Copy each line of the records that contains the word "Availability".

##### DATASET RECORDS

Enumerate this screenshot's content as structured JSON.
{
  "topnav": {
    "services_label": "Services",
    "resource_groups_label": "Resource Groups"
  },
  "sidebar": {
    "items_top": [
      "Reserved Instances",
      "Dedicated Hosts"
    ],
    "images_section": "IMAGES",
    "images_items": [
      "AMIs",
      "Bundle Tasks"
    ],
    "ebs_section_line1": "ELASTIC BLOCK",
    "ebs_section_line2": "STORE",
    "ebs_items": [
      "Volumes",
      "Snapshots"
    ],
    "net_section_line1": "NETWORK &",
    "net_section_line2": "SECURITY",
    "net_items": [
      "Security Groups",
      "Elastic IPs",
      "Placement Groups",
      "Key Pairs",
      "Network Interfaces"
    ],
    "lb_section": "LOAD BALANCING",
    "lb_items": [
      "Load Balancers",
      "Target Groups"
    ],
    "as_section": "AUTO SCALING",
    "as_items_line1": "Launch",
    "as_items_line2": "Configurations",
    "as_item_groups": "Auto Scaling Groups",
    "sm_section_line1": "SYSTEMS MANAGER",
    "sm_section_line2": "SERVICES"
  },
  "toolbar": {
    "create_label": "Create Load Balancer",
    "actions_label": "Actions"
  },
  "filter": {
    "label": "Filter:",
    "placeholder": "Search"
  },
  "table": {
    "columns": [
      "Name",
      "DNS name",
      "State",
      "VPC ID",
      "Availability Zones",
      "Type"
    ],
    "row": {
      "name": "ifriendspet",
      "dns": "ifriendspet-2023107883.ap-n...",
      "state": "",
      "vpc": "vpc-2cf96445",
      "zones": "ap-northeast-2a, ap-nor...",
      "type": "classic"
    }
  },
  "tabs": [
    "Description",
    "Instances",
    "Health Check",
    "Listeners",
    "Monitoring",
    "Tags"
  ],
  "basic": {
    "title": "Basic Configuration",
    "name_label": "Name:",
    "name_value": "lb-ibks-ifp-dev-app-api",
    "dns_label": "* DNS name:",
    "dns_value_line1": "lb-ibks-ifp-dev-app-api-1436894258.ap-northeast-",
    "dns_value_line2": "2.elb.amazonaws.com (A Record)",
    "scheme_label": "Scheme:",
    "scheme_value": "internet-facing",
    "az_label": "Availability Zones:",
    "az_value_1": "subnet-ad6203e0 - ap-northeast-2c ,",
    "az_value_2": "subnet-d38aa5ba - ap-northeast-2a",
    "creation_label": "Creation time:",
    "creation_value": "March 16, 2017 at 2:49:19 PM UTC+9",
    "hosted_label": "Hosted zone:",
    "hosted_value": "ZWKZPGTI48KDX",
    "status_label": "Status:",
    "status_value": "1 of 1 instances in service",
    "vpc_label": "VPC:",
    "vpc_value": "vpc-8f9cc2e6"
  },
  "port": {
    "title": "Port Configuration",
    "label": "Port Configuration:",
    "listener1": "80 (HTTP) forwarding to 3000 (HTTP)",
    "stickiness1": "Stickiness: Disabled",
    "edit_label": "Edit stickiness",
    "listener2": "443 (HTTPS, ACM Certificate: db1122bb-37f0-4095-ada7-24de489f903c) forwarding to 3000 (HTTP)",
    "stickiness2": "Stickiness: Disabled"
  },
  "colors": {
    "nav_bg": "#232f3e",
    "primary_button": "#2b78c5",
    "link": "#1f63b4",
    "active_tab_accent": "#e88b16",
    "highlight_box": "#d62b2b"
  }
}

##########

_FINAL RESULT_
      "Availability Zones",
    "az_label": "Availability Zones:",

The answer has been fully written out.